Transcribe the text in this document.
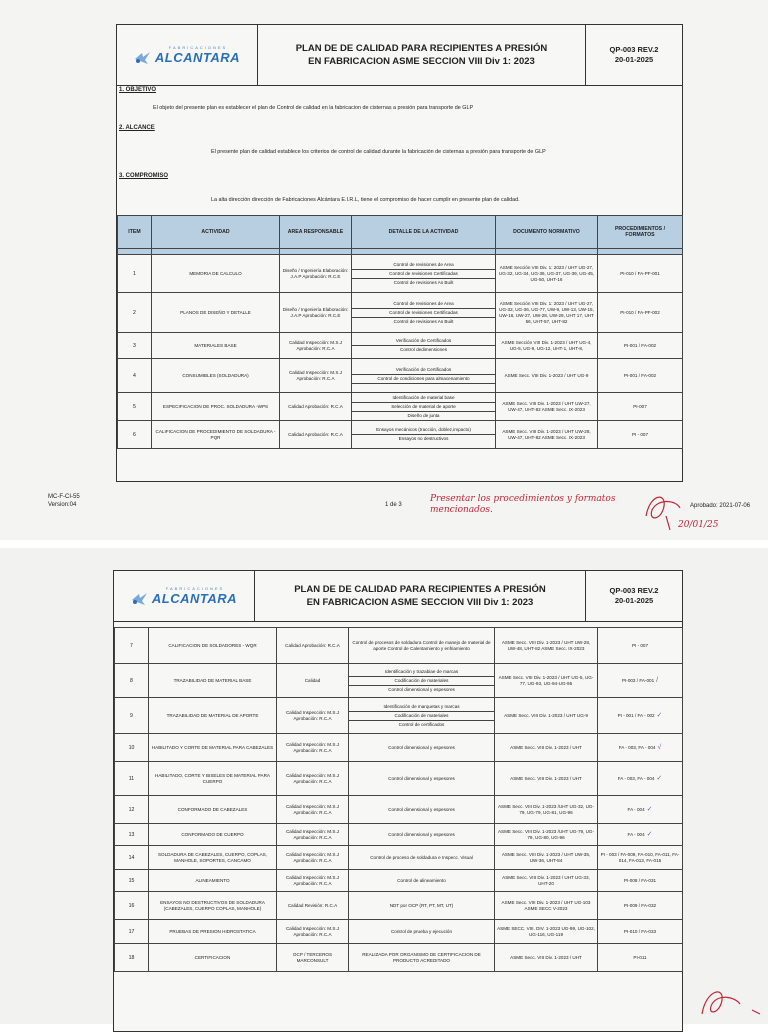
FABRICACIONES
ALCANTARA
PLAN DE DE CALIDAD PARA RECIPIENTES A PRESIÓN
EN FABRICACION ASME SECCION VIII Div 1: 2023
QP-003 REV.2
20-01-2025
1. OBJETIVO
El objeto del presente plan es establecer el plan de Control de calidad en la fabricacion de cisternas a presión para transporte de GLP
2. ALCANCE
El presente plan de calidad establece los criterios de control de calidad durante la fabricación de cisternas a presión para transporte de GLP
3. COMPROMISO
La alta dirección dirección de Fabricaciones Alcántara E.I.R.L, tiene el compromiso de hacer cumplir en presente plan de calidad.
ITEM	ACTIVIDAD	AREA RESPONSABLE	DETALLE DE LA ACTIVIDAD	DOCUMENTO NORMATIVO	PROCEDIMIENTOS / FORMATOS

1	MEMORIA DE CALCULO	Diseño / Ingeniería Elaboración: J.A.P Aprobación: R.C.E	Control de revisiones de Area
Control de revisiones Certificadas
Control de revisiones As Built	ASME Sección VIII Div. 1: 2023 / UHT UG-27, UG-32, UG-34, UG-36, UG-37, UG-39, UG-45, UG-50, UHT-16	PI-010 / FA-PF-001
2	PLANOS DE DISEÑO Y DETALLE	Diseño / Ingeniería Elaboración: J.A.P Aprobación: R.C.E	Control de revisiones de Area
Control de revisiones Certificadas
Control de revisiones As Built	ASME Sección VIII Div. 1: 2023 / UHT UG-27, UG-32, UG-36, UG-77, UW-9, UW-13, UW-15, UW-16, UW-27, UW-28, UW-29, UHT 17, UHT 56, UHT-57, UHT-82	PI-010 / FA-PF-002
3	MATERIALES BASE	Calidad Inspección: M.S.J Aprobación: R.C.A	Verificación de Certificados
Control dedimensiones	ASME Sección VIII Div. 1-2023 / UHT UG-4, UG-5, UG-9, UG-12, UHT-1, UHT-8,	PI-001 / FA-002
4	CONSUMIBLES (SOLDADURA)	Calidad Inspección: M.S.J Aprobación: R.C.A	Verificación de Certificados
Control de condiciones para almacenamiento	ASME Secc. VIII Div. 1-2023 / UHT UG-9	PI-001 / FA-002
5	ESPECIFICACION DE PROC. SOLDADURA -WPS	Calidad Aprobación: R.C.A	Identificación de material base
Selección de material de aporte
Diseño de junta	ASME Secc. VIII Div. 1-2023 / UHT UW-27, UW-47, UHT-82 ASME Secc. IX-2023	PI-007
6	CALIFICACION DE PROCEDIMIENTO DE SOLDADURA - PQR	Calidad Aprobación: R.C.A	Ensayos mecánicos (tracción, doblez,impacto)
Ensayos no destructivos	ASME Secc. VIII Div. 1-2023 / UHT UW-28, UW-47, UHT-82 ASME Secc. IX-2023	PI - 007
MC-F-CI-55
Version:04	1 de 3
Presentar los procedimientos y formatos mencionados.	Aprobado: 2021-07-06
20/01/25
FABRICACIONES
ALCANTARA
PLAN DE DE CALIDAD PARA RECIPIENTES A PRESIÓN
EN FABRICACION ASME SECCION VIII Div 1: 2023
QP-003 REV.2
20-01-2025
7	CALIFICACION DE SOLDADORES - WQR	Calidad Aprobación: R.C.A	Control de procesos de soldadura Control de manejo de material de aporte Control de Calentamiento y enfriamiento	ASME Secc. VIII Div. 1-2023 / UHT UW-28, UW-48, UHT-82 ASME Secc. IX-2023	PI - 007
8	TRAZABILIDAD DE MATERIAL BASE	Calidad	Identificación y trazabiae de marcas
Codificación de materiales
Control dimensional y espesores	ASME Secc. VIII Div. 1-2023 / UHT UG-5, UG-77, UG-93, UG-94-UG-95	PI-003 / FA-001 /
9	TRAZABILIDAD DE MATERIAL DE APORTE	Calidad Inspección: M.S.J Aprobación: R.C.A	Identificación de marquetas y marcas
Codificación de materiales
Control de certificados	ASME Secc. VIII Div. 1-2023 / UHT UG-9	PI - 001 / FA - 002 ✓
10	HABILITADO Y CORTE DE MATERIAL PARA CABEZALES	Calidad Inspección: M.S.J Aprobación: R.C.A	Control dimensional y espesores	ASME Secc. VIII Div. 1-2023 / UHT	FA - 003, FA - 004 √
11	HABILITADO, CORTE Y BISELES DE MATERIAL PARA CUERPO	Calidad Inspección: M.S.J Aprobación: R.C.A	Control dimensional y espesores	ASME Secc. VIII Div. 1-2023 / UHT	FA - 003, FA - 004 ✓
12	CONFORMADO DE CABEZALES	Calidad Inspección: M.S.J Aprobación: R.C.A	Control dimensional y espesores	ASME Secc. VIII Div. 1-2023 /UHT UG-32, UG-79, UG-79, UG-81, UG-96	FA - 004 ✓
13	CONFORMADO DE CUERPO	Calidad Inspección: M.S.J Aprobación: R.C.A	Control dimensional y espesores	ASME Secc. VIII Div. 1-2023 /UHT UG-79, UG-79, UG-80, UG-96	FA - 004 ✓
14	SOLDADURA DE CABEZALES, CUERPO, COPLAS, MANHOLE, SOPORTES, CANCAMO	Calidad Inspección: M.S.J Aprobación: R.C.A	Control de proceso de soldadura e Inspecc. Visual	ASME Secc. VIII Div. 1-2023 / UHT UW-35, UW-36, UHT-84	PI - 003 / FA-009, FA-010, FA-011, FA-014, FA-013, FA-015
15	ALINEAMIENTO	Calidad Inspección: M.S.J Aprobación: R.C.A	Control de alineamiento	ASME Secc. VIII Div. 1-2023 / UHT UG-33, UHT-20	PI-008 / FA-031
16	ENSAYOS NO DESTRUCTIVOS DE SOLDADURA (CABEZALES, CUERPO COPLAS, MANHOLE)	Calidad Revisión: R.C.A	NDT por OCP (RT, PT, MT, UT)	ASME Secc. VIII Div. 1-2023 / UHT UG-103 ASME SECC V-2023	PI-009 / FA-032
17	PRUEBAS DE PRESION HIDROSTATICA	Calidad Inspección: M.S.J Aprobación: R.C.A	Control de prueba y ejecución	ASME SECC. VIII. DIV. 1-2023 UG-99, UG-102, UG-116, UG-119	PI-010 / FA-033
18	CERTIFICACION	OCP / TERCEROS MARCONSULT	REALIZADA POR ORGANISMO DE CERTIFICACION DE PRODUCTO ACREDITADO	ASME Secc. VIII Div. 1-2023 / UHT	PI-011
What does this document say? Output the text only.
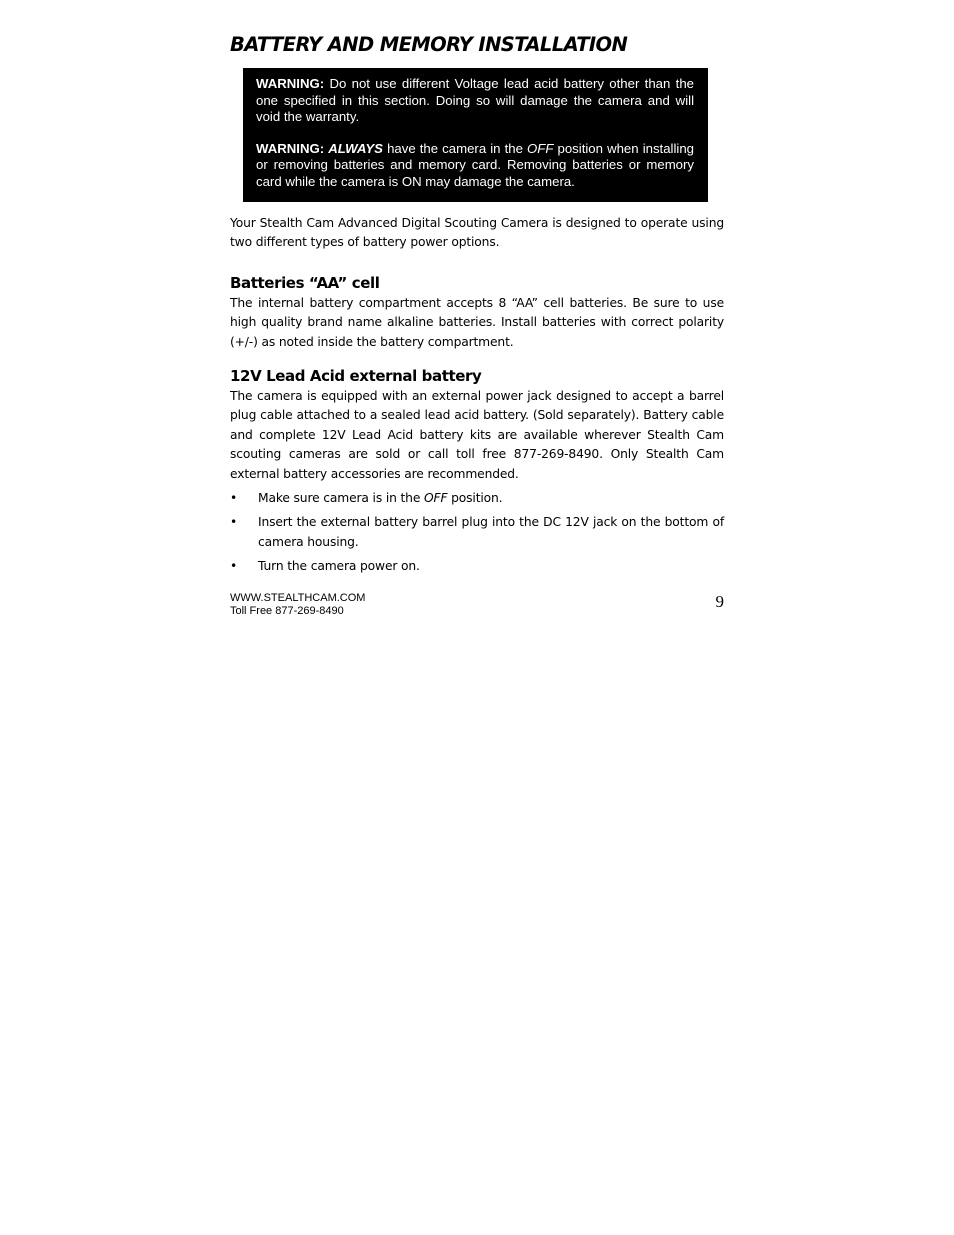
BATTERY AND MEMORY INSTALLATION

WARNING: Do not use different Voltage lead acid battery other than the one specified in this section. Doing so will damage the camera and will void the warranty.

WARNING: ALWAYS have the camera in the OFF position when installing or removing batteries and memory card. Removing batteries or memory card while the camera is ON may damage the camera.

Your Stealth Cam Advanced Digital Scouting Camera is designed to operate using two different types of battery power options.

Batteries “AA” cell

The internal battery compartment accepts 8 “AA” cell batteries. Be sure to use high quality brand name alkaline batteries. Install batteries with correct polarity (+/-) as noted inside the battery compartment.

12V Lead Acid external battery

The camera is equipped with an external power jack designed to accept a barrel plug cable attached to a sealed lead acid battery. (Sold separately). Battery cable and complete 12V Lead Acid battery kits are available wherever Stealth Cam scouting cameras are sold or call toll free 877-269-8490. Only Stealth Cam external battery accessories are recommended.

• Make sure camera is in the OFF position.
• Insert the external battery barrel plug into the DC 12V jack on the bottom of camera housing.
• Turn the camera power on.
WWW.STEALTHCAM.COM
Toll Free 877-269-8490	9
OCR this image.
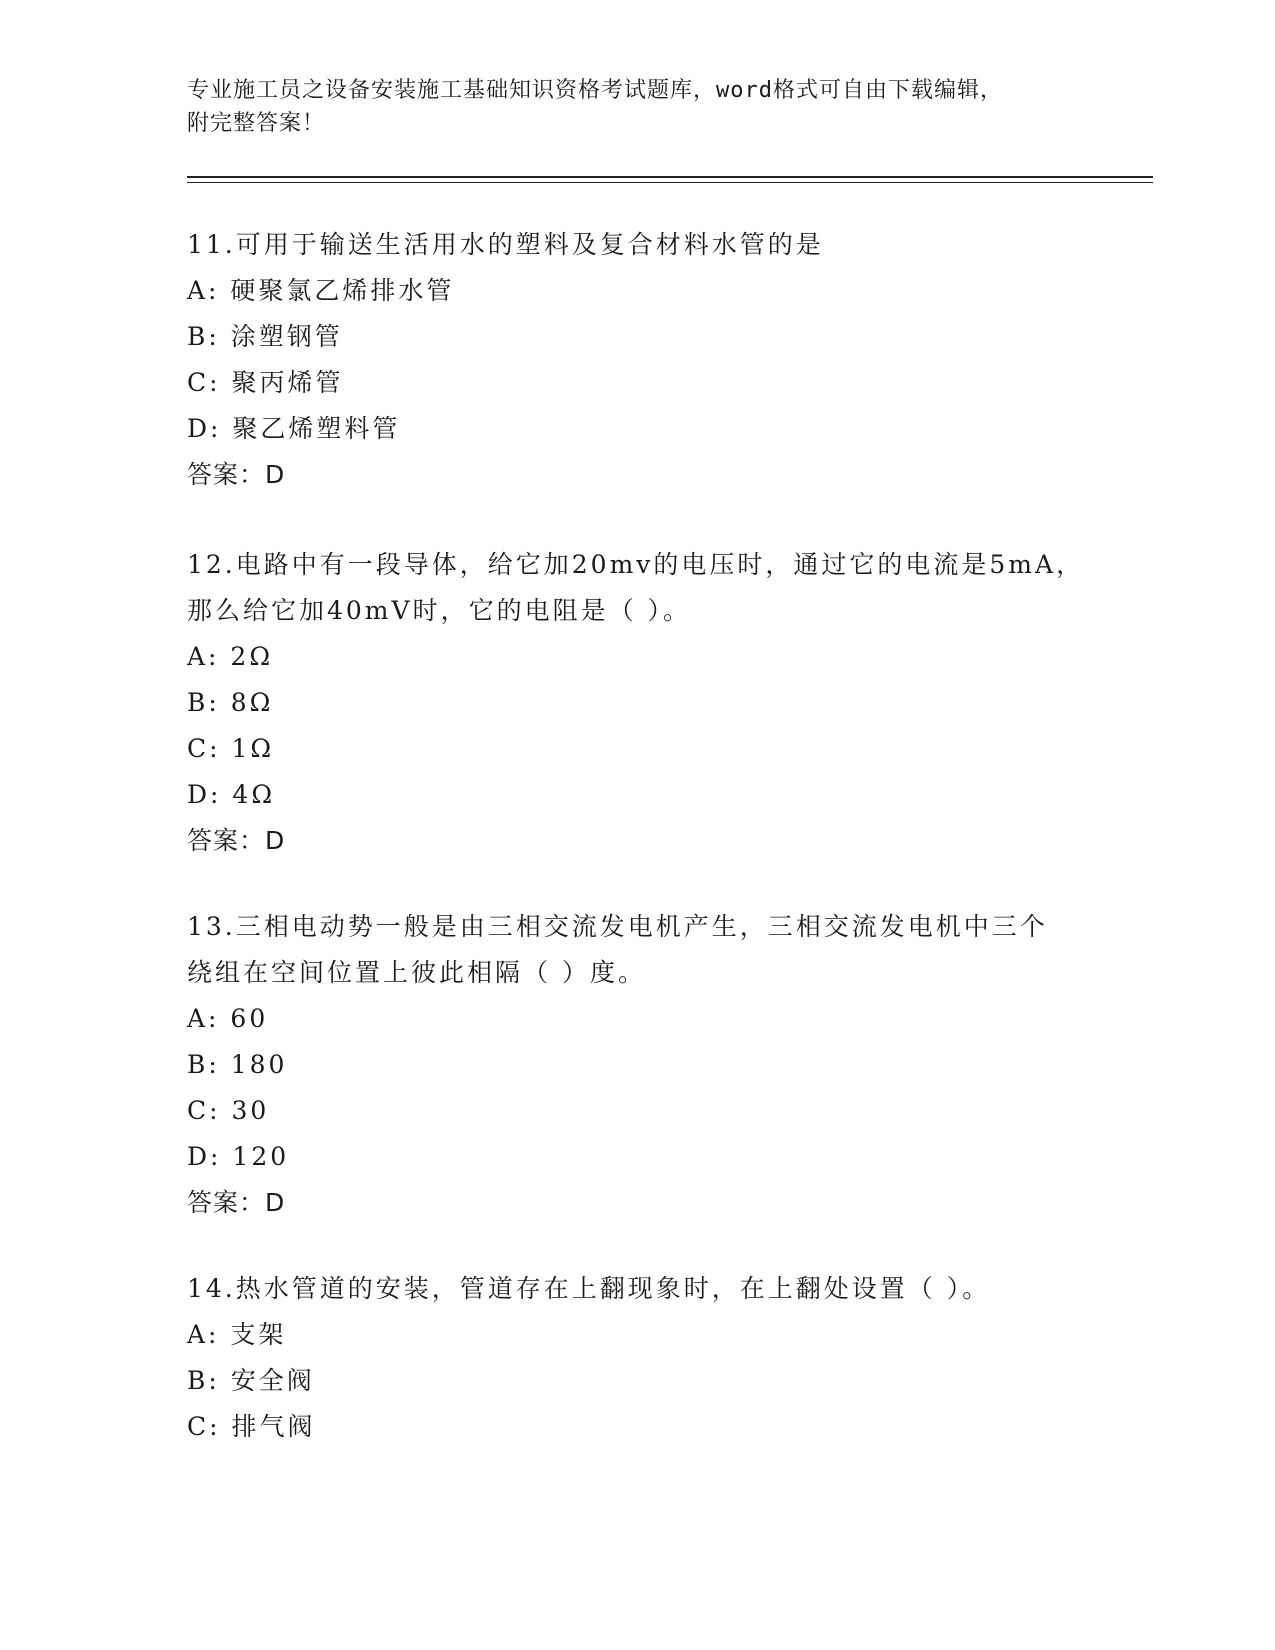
专业施工员之设备安装施工基础知识资格考试题库，word格式可自由下载编辑，
附完整答案！
11.可用于输送生活用水的塑料及复合材料水管的是
A: 硬聚氯乙烯排水管
B: 涂塑钢管
C: 聚丙烯管
D: 聚乙烯塑料管
答案：D
12.电路中有一段导体，给它加20mv的电压时，通过它的电流是5mA，
那么给它加40mV时，它的电阻是（ ）。
A: 2Ω
B: 8Ω
C: 1Ω
D: 4Ω
答案：D
13.三相电动势一般是由三相交流发电机产生，三相交流发电机中三个
绕组在空间位置上彼此相隔（ ）度。
A: 60
B: 180
C: 30
D: 120
答案：D
14.热水管道的安装，管道存在上翻现象时，在上翻处设置（ ）。
A: 支架
B: 安全阀
C: 排气阀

# What you will do
Read the entries above, then pull out the lines that include "TRAZABILIDAD".

# Written solution
8	TRAZABILIDAD DE MATERIAL BASE	Calidad	Identificación y trazabiae de marcas
9	TRAZABILIDAD DE MATERIAL DE APORTE	Calidad Inspección: M.S.J Aprobación: R.C.A	Identificación de marquetas y marcas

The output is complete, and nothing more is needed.